Collect each line of the entries that holds the string "devient".

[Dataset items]
###
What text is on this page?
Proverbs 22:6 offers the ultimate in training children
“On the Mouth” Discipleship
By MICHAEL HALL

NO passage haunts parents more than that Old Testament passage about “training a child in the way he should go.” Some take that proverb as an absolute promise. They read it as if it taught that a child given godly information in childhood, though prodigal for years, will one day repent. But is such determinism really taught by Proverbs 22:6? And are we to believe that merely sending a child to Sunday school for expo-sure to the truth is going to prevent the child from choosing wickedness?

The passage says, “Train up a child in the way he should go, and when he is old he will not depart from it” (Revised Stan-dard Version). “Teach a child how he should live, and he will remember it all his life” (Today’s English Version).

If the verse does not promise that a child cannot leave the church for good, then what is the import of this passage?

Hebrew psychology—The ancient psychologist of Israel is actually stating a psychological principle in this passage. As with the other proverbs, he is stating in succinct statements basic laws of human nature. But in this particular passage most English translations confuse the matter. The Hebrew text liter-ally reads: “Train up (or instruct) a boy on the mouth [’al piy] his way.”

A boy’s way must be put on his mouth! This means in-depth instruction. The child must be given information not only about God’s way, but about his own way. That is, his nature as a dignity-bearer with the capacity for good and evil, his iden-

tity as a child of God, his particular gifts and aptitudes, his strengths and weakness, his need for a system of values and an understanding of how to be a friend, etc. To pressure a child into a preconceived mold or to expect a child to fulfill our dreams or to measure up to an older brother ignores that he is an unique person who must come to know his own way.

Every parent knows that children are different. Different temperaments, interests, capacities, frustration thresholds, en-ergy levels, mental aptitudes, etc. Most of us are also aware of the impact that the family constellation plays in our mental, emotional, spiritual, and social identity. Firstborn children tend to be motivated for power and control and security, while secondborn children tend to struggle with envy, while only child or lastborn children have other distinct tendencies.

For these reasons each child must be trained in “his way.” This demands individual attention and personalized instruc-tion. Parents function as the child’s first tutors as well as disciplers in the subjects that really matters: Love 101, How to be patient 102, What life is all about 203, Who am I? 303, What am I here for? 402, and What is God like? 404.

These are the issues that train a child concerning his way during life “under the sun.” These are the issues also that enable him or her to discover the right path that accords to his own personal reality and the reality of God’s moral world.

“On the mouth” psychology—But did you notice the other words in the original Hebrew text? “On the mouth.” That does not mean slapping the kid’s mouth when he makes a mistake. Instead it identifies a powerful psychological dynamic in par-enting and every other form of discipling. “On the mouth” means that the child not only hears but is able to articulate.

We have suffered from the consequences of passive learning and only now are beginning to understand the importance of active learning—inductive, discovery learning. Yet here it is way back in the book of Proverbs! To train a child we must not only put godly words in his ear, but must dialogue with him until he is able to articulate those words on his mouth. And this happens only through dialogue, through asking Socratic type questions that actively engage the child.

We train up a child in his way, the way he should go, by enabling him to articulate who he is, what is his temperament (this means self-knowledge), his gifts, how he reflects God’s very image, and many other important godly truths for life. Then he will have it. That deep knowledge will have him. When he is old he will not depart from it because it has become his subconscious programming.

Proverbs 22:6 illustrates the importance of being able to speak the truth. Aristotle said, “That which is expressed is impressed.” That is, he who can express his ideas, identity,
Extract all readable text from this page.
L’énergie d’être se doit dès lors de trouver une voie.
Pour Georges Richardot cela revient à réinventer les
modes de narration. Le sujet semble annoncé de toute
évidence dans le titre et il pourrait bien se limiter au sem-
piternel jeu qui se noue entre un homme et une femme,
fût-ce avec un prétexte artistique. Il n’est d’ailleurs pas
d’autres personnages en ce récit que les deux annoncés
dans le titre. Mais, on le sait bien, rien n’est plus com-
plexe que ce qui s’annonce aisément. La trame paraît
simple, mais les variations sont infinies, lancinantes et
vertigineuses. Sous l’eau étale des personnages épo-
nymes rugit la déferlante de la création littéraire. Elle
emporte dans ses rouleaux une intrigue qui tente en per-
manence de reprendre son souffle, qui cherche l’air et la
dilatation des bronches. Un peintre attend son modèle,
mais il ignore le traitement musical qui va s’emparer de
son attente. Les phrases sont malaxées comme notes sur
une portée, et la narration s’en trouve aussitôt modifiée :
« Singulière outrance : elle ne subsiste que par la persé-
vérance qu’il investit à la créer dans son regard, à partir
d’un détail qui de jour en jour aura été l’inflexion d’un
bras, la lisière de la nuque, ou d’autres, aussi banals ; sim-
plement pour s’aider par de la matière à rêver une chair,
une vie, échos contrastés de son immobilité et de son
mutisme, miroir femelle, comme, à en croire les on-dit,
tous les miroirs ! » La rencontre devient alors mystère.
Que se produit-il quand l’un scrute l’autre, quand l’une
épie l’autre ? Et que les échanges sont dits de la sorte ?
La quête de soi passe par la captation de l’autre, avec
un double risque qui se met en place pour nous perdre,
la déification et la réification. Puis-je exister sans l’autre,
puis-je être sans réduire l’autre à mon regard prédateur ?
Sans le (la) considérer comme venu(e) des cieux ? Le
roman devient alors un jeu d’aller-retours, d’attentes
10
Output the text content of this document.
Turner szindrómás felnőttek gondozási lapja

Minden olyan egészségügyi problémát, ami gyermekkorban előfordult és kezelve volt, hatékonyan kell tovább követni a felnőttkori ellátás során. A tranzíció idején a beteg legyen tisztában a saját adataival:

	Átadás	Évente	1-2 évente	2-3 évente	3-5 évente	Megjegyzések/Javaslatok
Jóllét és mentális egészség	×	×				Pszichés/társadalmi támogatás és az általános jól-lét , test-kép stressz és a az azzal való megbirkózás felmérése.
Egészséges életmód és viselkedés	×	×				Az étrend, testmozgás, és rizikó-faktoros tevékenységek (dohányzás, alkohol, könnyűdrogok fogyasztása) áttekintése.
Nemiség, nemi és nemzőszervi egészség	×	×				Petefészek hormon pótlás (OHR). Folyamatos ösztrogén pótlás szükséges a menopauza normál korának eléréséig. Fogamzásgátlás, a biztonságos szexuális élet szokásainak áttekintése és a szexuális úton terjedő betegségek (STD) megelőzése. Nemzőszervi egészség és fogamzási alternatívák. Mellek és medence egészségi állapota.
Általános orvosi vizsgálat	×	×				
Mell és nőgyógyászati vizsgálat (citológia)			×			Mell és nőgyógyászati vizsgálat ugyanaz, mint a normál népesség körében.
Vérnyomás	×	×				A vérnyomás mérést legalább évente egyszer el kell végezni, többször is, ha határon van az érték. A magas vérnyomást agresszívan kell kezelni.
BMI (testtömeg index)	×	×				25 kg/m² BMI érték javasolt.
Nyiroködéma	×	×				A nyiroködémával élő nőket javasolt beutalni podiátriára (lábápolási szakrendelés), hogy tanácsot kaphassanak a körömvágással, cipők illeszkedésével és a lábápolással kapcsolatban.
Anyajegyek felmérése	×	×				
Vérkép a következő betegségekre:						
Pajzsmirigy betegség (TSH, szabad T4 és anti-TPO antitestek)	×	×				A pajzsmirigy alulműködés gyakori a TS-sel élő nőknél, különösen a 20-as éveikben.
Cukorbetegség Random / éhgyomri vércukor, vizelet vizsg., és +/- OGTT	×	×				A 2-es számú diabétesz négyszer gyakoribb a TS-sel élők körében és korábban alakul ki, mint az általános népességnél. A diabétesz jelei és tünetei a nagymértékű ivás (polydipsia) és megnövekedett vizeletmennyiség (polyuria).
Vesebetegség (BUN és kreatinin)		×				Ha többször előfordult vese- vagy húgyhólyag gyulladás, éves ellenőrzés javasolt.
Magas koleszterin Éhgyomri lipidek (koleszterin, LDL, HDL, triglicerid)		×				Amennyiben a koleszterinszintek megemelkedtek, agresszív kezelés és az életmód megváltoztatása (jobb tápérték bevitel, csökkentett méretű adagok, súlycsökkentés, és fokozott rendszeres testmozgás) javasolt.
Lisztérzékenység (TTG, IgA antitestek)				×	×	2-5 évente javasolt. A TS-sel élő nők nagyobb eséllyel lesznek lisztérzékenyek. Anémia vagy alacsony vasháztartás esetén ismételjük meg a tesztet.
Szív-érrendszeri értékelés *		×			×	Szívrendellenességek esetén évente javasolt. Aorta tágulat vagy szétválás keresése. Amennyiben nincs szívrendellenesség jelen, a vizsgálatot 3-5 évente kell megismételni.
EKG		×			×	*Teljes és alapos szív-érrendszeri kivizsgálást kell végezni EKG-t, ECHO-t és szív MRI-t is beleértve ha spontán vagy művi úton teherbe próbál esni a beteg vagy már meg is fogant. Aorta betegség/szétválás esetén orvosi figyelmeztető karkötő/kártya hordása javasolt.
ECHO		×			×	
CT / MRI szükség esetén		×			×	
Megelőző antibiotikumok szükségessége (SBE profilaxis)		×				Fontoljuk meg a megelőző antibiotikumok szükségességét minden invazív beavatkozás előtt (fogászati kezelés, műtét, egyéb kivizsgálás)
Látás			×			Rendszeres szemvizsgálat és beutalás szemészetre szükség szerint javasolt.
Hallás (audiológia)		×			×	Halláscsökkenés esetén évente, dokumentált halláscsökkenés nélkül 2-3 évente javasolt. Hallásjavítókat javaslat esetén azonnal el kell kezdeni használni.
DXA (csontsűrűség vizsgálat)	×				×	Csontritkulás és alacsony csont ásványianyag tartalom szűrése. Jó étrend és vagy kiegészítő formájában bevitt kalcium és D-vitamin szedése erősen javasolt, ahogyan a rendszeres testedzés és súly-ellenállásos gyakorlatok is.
###
THE REPLY:
tous les miroirs ! » La rencontre devient alors mystère.
roman devient alors un jeu d’aller-retours, d’attentes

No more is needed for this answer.